* [Dataset entries]

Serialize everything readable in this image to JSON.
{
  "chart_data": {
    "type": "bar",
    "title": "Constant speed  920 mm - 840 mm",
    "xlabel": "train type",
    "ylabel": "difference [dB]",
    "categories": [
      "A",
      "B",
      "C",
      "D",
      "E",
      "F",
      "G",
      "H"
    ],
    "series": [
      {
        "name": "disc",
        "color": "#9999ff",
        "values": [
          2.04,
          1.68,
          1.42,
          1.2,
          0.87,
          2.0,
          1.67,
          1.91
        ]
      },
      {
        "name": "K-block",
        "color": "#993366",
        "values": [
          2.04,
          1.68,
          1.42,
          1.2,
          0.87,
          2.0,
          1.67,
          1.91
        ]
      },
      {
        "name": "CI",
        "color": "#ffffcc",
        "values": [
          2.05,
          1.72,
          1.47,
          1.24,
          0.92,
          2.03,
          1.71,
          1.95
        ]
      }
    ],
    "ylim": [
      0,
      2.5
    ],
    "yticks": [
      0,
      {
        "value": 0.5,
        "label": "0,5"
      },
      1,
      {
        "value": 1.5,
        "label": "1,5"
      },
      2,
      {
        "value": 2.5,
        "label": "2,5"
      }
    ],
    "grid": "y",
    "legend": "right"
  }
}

* [What the exercise asks] Please quote every record above exactly as it appears.

* [Full output]
Serialize everything readable in this image to JSON.
{
  "chart_data": {
    "type": "bar",
    "title": "Constant speed  920 mm - 840 mm",
    "xlabel": "train type",
    "ylabel": "difference [dB]",
    "categories": [
      "A",
      "B",
      "C",
      "D",
      "E",
      "F",
      "G",
      "H"
    ],
    "series": [
      {
        "name": "disc",
        "color": "#9999ff",
        "values": [
          2.04,
          1.68,
          1.42,
          1.2,
          0.87,
          2.0,
          1.67,
          1.91
        ]
      },
      {
        "name": "K-block",
        "color": "#993366",
        "values": [
          2.04,
          1.68,
          1.42,
          1.2,
          0.87,
          2.0,
          1.67,
          1.91
        ]
      },
      {
        "name": "CI",
        "color": "#ffffcc",
        "values": [
          2.05,
          1.72,
          1.47,
          1.24,
          0.92,
          2.03,
          1.71,
          1.95
        ]
      }
    ],
    "ylim": [
      0,
      2.5
    ],
    "yticks": [
      0,
      {
        "value": 0.5,
        "label": "0,5"
      },
      1,
      {
        "value": 1.5,
        "label": "1,5"
      },
      2,
      {
        "value": 2.5,
        "label": "2,5"
      }
    ],
    "grid": "y",
    "legend": "right"
  }
}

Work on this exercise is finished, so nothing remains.